-------- Material --------

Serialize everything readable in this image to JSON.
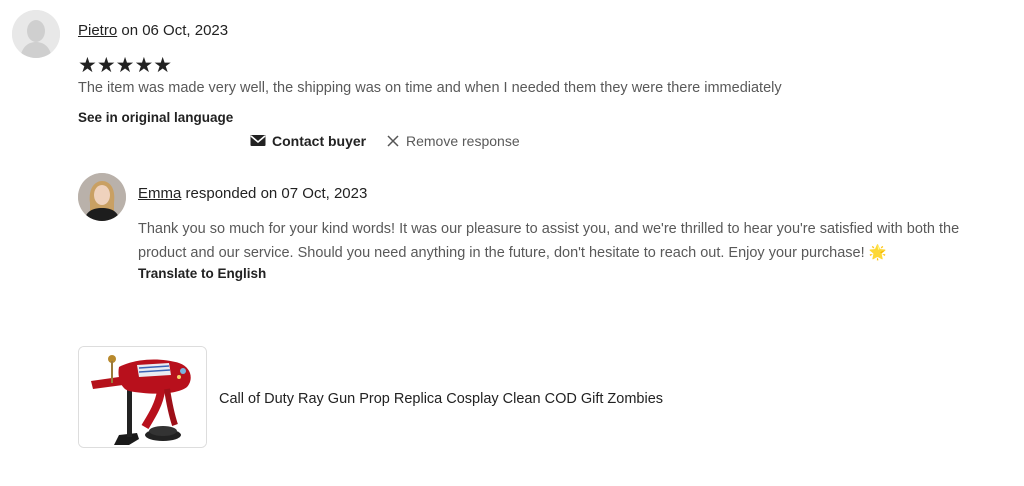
{
  "review": {
    "reviewer_name": "Pietro",
    "date_text": " on 06 Oct, 2023",
    "rating": "★★★★★",
    "text": "The item was made very well, the shipping was on time and when I needed them they were there immediately",
    "see_original_label": "See in original language"
  },
  "actions": {
    "contact_label": "Contact buyer",
    "remove_label": "Remove response"
  },
  "response": {
    "responder_name": "Emma",
    "date_text": " responded on 07 Oct, 2023",
    "text": "Thank you so much for your kind words! It was our pleasure to assist you, and we're thrilled to hear you're satisfied with both the product and our service. Should you need anything in the future, don't hesitate to reach out. Enjoy your purchase! 🌟",
    "translate_label": "Translate to English"
  },
  "product": {
    "title": "Call of Duty Ray Gun Prop Replica Cosplay Clean COD Gift Zombies"
  }
}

--------

## Work instructions:
Drop the pictures and reproduce the rest of the entries above exactly.

## Final result:
Serialize everything readable in this image to JSON.
{
  "review": {
    "reviewer_name": "Pietro",
    "date_text": " on 06 Oct, 2023",
    "rating": "★★★★★",
    "text": "The item was made very well, the shipping was on time and when I needed them they were there immediately",
    "see_original_label": "See in original language"
  },
  "actions": {
    "contact_label": "Contact buyer",
    "remove_label": "Remove response"
  },
  "response": {
    "responder_name": "Emma",
    "date_text": " responded on 07 Oct, 2023",
    "text": "Thank you so much for your kind words! It was our pleasure to assist you, and we're thrilled to hear you're satisfied with both the product and our service. Should you need anything in the future, don't hesitate to reach out. Enjoy your purchase! 🌟",
    "translate_label": "Translate to English"
  },
  "product": {
    "title": "Call of Duty Ray Gun Prop Replica Cosplay Clean COD Gift Zombies"
  }
}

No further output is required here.